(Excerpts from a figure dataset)
★ ★ ★ ★ ★

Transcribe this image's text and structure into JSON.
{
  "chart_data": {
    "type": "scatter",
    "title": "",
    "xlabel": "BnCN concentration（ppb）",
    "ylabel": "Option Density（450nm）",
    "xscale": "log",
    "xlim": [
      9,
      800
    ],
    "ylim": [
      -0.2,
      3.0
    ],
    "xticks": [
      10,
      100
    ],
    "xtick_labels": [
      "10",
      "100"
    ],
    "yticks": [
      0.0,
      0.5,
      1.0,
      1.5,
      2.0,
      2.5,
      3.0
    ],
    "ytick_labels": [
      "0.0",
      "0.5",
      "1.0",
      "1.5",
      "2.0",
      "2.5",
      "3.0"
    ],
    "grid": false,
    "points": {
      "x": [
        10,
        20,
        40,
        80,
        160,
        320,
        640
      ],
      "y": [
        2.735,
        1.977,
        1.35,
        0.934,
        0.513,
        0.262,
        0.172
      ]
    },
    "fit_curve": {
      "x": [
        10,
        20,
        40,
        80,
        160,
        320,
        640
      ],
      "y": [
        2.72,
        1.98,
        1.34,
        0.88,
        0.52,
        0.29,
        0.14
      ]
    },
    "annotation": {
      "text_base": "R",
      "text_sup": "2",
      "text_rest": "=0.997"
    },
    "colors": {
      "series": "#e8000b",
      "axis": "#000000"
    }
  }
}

★ ★ ★ ★ ★

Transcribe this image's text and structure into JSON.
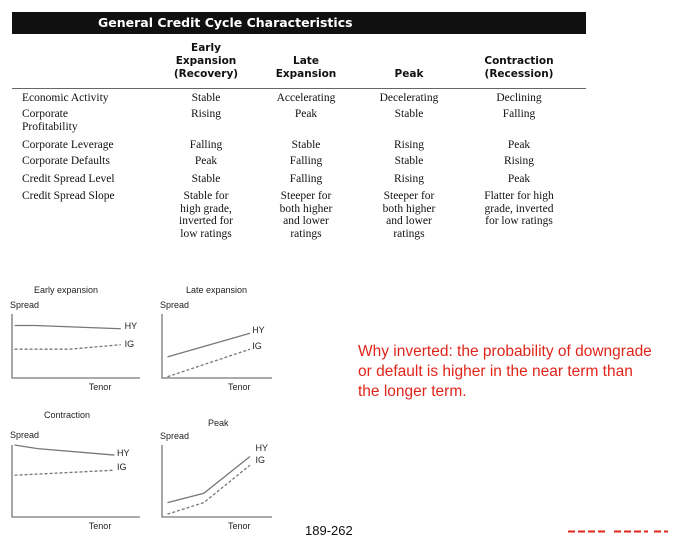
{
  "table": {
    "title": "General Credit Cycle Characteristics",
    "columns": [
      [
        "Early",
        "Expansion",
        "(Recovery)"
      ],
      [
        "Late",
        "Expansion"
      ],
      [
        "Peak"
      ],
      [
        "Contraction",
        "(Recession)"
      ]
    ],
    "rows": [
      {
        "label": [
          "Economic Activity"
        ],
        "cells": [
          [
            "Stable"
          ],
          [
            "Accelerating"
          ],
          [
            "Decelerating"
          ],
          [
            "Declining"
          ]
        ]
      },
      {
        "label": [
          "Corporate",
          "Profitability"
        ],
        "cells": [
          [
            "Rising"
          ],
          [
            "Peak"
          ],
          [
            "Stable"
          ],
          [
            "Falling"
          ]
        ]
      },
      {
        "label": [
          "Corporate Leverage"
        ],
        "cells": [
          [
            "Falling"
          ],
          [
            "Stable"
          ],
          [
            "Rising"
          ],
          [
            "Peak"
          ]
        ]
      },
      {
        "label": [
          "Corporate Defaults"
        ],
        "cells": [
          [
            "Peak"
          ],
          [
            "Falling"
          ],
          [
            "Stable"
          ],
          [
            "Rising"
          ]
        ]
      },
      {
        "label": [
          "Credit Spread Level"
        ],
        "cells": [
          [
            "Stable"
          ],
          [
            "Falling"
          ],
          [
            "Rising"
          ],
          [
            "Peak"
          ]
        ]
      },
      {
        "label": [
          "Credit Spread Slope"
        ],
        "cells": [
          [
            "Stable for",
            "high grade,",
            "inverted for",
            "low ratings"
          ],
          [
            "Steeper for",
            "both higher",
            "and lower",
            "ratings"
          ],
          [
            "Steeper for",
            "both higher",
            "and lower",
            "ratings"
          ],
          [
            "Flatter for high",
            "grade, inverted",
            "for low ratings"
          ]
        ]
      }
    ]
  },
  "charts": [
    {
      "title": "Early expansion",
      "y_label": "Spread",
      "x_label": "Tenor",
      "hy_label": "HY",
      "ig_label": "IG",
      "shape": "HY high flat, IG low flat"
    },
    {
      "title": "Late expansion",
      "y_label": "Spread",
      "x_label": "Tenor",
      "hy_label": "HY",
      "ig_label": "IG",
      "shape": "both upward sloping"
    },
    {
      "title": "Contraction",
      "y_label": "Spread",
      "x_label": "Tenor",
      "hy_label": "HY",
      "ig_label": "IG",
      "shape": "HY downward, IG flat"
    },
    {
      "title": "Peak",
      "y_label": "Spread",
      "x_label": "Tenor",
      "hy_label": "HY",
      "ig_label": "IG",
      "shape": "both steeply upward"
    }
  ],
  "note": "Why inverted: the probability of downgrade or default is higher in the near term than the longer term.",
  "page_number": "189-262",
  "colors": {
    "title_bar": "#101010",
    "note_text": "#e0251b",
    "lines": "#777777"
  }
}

★ ★ ★ ★ ★

- [WHAT THE TASK ASKS]:
Pull out every line containing "Corporate".

- [THE REPLY]:
          "Corporate",
          "Corporate Leverage"
          "Corporate Defaults"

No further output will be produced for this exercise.